■ Aim a ■
Reproduce the listing from its first line through the line that contains "node [219, 208, 224, 213]", including both of those lines.

■ Text excerpt ■
-- Begin --

In April, May timeframe I got together with our team and a lot of our guys led it actually, and we brought in some new discipline and what we really decided is that we were going to quit chasing the internet sales. You can always find a better price from Amazon or somewhere on eBay, and we said, “You know what? We’re going to put in competitive pricing. We’re going to stick to our model. And we’re going to walk away from some business.” It wasn’t a real popular decision throughout the company. We had people saying I was crazy or we were crazy but we stuck to it anyway.

For the last six months of 2007 our power tool sales only grew less than 1%. That’s about a $20 million piece of business over that six-month period and grew it at 6/10 of a percent. But our gross margin on those products grew 32.5%. So we didn’t grow the business but we culled out of that a lot of [sales] that just didn’t make any sense to us and so we had very nice growth on the gross margin and now we’re starting in the first quarter, we’re starting to see the growth come back into the power tools. So if we can maintain the gross margin and grow the business, we’re just basically lost year of sales growth but we gained a lot of profitability and we’re making more sense out of the business.

-- End --

■ Input ■

-- Begin --

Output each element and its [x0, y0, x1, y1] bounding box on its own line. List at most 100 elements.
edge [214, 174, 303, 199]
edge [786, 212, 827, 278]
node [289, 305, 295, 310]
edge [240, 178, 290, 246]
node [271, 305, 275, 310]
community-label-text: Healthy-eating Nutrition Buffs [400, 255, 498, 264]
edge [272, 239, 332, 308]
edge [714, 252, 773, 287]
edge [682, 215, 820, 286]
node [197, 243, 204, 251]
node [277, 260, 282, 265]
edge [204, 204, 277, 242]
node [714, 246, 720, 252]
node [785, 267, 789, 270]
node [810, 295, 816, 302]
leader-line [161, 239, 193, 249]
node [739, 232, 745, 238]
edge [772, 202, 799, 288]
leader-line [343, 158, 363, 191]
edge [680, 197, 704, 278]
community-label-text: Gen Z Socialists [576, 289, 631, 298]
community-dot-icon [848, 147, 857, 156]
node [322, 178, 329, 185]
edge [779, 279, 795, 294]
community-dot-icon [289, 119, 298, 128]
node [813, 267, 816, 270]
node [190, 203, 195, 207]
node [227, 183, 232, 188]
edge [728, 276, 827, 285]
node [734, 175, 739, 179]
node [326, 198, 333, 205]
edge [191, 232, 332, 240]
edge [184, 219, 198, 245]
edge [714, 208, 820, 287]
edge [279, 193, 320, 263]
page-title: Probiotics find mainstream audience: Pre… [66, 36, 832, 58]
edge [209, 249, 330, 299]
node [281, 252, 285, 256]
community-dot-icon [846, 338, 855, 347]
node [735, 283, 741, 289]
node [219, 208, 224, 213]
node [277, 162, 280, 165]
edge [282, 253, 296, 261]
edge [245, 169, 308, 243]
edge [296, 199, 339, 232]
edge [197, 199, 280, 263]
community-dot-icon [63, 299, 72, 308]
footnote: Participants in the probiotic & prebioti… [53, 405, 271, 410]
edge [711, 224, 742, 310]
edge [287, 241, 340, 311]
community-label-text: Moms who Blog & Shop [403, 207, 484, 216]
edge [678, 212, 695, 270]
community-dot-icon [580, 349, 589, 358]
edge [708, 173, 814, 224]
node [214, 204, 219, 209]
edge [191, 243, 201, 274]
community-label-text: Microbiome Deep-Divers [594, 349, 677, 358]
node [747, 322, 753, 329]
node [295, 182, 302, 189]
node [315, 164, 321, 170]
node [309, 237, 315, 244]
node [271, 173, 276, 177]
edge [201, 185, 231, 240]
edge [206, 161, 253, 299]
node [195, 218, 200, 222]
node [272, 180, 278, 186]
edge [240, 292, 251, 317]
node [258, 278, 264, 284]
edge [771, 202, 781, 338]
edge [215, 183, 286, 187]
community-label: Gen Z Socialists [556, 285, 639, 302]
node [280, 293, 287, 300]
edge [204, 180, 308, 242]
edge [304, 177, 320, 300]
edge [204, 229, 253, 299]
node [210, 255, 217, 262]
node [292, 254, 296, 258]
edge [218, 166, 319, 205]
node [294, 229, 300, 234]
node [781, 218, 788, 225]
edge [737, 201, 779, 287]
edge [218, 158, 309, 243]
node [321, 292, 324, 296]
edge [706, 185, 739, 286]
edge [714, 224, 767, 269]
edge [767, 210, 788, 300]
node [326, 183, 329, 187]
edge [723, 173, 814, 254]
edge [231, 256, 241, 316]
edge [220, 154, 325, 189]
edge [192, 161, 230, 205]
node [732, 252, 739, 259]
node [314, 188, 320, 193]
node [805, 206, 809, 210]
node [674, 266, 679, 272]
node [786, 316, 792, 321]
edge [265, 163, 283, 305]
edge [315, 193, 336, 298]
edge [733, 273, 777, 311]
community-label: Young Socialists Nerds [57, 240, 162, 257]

-- End --

■ Aim b ■
In the sales passage, write out again the part from the words "For the last" through "of the business.", renaming every "gross margin" as "profit margin".

■ Result a ■
Output each element and its [x0, y0, x1, y1] bounding box on its own line. List at most 100 elements.
edge [214, 174, 303, 199]
edge [786, 212, 827, 278]
node [289, 305, 295, 310]
edge [240, 178, 290, 246]
node [271, 305, 275, 310]
community-label-text: Healthy-eating Nutrition Buffs [400, 255, 498, 264]
edge [272, 239, 332, 308]
edge [714, 252, 773, 287]
edge [682, 215, 820, 286]
node [197, 243, 204, 251]
node [277, 260, 282, 265]
edge [204, 204, 277, 242]
node [714, 246, 720, 252]
node [785, 267, 789, 270]
node [810, 295, 816, 302]
leader-line [161, 239, 193, 249]
node [739, 232, 745, 238]
edge [772, 202, 799, 288]
leader-line [343, 158, 363, 191]
edge [680, 197, 704, 278]
community-label-text: Gen Z Socialists [576, 289, 631, 298]
community-dot-icon [848, 147, 857, 156]
node [322, 178, 329, 185]
edge [779, 279, 795, 294]
community-dot-icon [289, 119, 298, 128]
node [813, 267, 816, 270]
node [190, 203, 195, 207]
node [227, 183, 232, 188]
edge [728, 276, 827, 285]
node [734, 175, 739, 179]
node [326, 198, 333, 205]
edge [191, 232, 332, 240]
edge [184, 219, 198, 245]
edge [714, 208, 820, 287]
edge [279, 193, 320, 263]
page-title: Probiotics find mainstream audience: Pre… [66, 36, 832, 58]
edge [209, 249, 330, 299]
node [281, 252, 285, 256]
community-dot-icon [846, 338, 855, 347]
node [735, 283, 741, 289]
node [219, 208, 224, 213]

■ Result b ■
For the last six months of 2007 our power tool sales only grew less than 1%. That’s about a $20 million piece of business over that six-month period and grew it at 6/10 of a percent. But our profit margin on those products grew 32.5%. So we didn’t grow the business but we culled out of that a lot of [sales] that just didn’t make any sense to us and so we had very nice growth on the profit margin and now we’re starting in the first quarter, we’re starting to see the growth come back into the power tools. So if we can maintain the profit margin and grow the business, we’re just basically lost year of sales growth but we gained a lot of profitability and we’re making more sense out of the business.